Gather every line below where "также" appears.

(Stored data entries)
= = = = = = =
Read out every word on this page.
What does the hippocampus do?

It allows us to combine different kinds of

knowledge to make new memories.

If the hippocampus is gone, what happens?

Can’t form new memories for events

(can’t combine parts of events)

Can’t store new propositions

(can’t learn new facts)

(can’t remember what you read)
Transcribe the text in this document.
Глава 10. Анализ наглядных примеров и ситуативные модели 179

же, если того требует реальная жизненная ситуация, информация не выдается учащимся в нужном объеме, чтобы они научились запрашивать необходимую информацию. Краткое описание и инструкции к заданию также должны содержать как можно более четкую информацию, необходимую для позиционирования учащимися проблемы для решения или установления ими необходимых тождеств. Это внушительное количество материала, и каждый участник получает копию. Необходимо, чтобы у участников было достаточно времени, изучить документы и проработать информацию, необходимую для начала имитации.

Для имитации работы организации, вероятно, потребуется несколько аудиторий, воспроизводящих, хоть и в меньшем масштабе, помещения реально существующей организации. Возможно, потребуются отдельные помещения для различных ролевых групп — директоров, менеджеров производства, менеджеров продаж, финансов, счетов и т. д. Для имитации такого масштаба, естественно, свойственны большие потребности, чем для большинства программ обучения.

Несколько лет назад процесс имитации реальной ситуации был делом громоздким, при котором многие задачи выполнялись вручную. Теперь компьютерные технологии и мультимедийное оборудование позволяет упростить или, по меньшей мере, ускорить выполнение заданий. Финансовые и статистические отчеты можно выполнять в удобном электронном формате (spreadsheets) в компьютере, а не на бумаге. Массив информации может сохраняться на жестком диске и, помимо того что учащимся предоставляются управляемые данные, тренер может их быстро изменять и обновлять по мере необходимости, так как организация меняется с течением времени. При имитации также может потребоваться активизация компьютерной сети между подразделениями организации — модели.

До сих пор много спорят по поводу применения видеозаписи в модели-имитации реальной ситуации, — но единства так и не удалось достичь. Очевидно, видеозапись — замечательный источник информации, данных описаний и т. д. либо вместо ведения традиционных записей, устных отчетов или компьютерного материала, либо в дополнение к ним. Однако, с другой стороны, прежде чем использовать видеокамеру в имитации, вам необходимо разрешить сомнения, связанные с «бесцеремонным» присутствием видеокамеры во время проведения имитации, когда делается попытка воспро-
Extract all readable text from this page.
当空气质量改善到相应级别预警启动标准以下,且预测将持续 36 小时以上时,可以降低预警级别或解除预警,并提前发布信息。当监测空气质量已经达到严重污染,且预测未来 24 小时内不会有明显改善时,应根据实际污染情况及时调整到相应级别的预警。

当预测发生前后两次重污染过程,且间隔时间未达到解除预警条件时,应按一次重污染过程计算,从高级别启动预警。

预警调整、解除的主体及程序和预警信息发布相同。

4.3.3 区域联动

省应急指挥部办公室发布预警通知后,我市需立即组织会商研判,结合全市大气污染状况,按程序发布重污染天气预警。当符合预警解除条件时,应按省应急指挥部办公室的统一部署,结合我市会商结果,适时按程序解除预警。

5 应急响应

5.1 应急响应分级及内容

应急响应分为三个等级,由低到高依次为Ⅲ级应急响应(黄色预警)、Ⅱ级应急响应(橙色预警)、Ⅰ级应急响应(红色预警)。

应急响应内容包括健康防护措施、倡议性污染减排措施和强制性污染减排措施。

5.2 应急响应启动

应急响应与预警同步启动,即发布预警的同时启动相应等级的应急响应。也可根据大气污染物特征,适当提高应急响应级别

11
= = = = = = =
- Solution to this problem
же, если того требует реальная жизненная ситуация, информация не выдается учащимся в нужном объеме, чтобы они научились запрашивать необходимую информацию. Краткое описание и инструкции к заданию также должны содержать как можно более четкую информацию, необходимую для позиционирования учащимися проблемы для решения или установления ими необходимых тождеств. Это внушительное количество материала, и каждый участник получает копию. Необходимо, чтобы у участников было достаточно времени, изучить документы и проработать информацию, необходимую для начала имитации.
Несколько лет назад процесс имитации реальной ситуации был делом громоздким, при котором многие задачи выполнялись вручную. Теперь компьютерные технологии и мультимедийное оборудование позволяет упростить или, по меньшей мере, ускорить выполнение заданий. Финансовые и статистические отчеты можно выполнять в удобном электронном формате (spreadsheets) в компьютере, а не на бумаге. Массив информации может сохраняться на жестком диске и, помимо того что учащимся предоставляются управляемые данные, тренер может их быстро изменять и обновлять по мере необходимости, так как организация меняется с течением времени. При имитации также может потребоваться активизация компьютерной сети между подразделениями организации — модели.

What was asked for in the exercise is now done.